(Data listing)
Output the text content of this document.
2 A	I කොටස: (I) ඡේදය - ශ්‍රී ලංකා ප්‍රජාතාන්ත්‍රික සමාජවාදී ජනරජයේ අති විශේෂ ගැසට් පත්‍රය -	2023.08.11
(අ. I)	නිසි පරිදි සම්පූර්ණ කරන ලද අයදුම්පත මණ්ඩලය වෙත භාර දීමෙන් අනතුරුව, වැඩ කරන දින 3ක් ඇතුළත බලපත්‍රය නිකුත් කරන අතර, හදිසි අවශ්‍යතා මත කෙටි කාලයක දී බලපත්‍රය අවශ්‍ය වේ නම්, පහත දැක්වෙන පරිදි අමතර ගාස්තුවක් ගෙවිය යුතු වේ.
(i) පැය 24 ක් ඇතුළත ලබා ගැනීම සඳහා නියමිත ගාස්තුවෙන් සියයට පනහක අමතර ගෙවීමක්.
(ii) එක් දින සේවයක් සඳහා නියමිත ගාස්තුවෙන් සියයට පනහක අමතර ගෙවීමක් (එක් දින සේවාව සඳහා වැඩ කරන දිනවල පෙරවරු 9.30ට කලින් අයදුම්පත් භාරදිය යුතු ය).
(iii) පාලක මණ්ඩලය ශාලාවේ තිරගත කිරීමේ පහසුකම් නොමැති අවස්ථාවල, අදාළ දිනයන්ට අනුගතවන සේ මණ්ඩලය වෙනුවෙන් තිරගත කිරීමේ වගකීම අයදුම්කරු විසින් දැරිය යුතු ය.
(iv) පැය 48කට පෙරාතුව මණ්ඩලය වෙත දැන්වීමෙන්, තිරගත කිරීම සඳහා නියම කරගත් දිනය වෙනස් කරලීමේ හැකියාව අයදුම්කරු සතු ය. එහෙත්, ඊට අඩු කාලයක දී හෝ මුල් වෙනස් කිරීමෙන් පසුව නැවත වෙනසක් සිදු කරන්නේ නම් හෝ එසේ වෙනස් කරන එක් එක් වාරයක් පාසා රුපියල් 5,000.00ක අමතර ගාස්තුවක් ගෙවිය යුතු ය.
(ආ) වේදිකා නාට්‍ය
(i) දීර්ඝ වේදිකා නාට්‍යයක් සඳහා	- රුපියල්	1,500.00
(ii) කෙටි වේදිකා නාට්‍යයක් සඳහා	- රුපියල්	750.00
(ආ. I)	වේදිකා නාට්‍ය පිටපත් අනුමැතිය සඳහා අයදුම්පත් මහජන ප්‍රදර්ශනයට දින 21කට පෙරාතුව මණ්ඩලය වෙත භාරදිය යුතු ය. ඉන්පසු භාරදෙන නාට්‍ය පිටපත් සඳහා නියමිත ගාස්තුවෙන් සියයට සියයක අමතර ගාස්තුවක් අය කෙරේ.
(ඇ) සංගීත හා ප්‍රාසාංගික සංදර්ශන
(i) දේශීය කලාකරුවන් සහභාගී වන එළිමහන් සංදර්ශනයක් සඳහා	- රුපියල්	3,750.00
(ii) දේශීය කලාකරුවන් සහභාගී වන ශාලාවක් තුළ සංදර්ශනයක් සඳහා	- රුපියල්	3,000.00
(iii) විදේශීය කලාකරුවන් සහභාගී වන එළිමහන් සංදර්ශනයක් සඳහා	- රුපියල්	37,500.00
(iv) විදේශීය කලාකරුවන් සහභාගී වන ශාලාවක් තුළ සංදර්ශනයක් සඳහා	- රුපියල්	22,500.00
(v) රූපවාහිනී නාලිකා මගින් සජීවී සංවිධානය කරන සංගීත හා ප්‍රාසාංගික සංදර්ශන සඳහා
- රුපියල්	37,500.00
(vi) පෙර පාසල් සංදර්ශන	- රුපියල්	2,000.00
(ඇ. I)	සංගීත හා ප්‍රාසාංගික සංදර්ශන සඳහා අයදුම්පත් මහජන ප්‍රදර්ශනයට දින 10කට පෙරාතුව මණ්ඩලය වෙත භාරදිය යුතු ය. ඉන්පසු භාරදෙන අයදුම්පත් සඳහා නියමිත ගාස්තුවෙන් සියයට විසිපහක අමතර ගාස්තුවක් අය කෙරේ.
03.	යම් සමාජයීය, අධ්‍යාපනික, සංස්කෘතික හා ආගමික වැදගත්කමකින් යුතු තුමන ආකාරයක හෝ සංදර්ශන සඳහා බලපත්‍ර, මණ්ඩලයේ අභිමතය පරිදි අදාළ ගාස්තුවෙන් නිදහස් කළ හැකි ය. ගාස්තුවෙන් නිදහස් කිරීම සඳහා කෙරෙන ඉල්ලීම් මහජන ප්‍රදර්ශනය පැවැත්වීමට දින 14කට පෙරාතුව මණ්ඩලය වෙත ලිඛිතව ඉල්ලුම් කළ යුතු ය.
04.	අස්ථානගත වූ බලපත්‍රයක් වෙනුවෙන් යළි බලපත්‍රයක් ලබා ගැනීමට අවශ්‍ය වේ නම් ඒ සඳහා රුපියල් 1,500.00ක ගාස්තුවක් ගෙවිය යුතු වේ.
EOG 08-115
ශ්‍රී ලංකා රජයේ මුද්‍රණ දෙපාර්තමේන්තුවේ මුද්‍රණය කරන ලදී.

**STATED EXERCISE:** Find every line that has "ශනයක" in it, then return those lines.

**COMPLETE ANSWER:**
(i) දේශීය කලාකරුවන් සහභාගී වන එළිමහන් සංදර්ශනයක් සඳහා	- රුපියල්	3,750.00
(ii) දේශීය කලාකරුවන් සහභාගී වන ශාලාවක් තුළ සංදර්ශනයක් සඳහා	- රුපියල්	3,000.00
(iii) විදේශීය කලාකරුවන් සහභාගී වන එළිමහන් සංදර්ශනයක් සඳහා	- රුපියල්	37,500.00
(iv) විදේශීය කලාකරුවන් සහභාගී වන ශාලාවක් තුළ සංදර්ශනයක් සඳහා	- රුපියල්	22,500.00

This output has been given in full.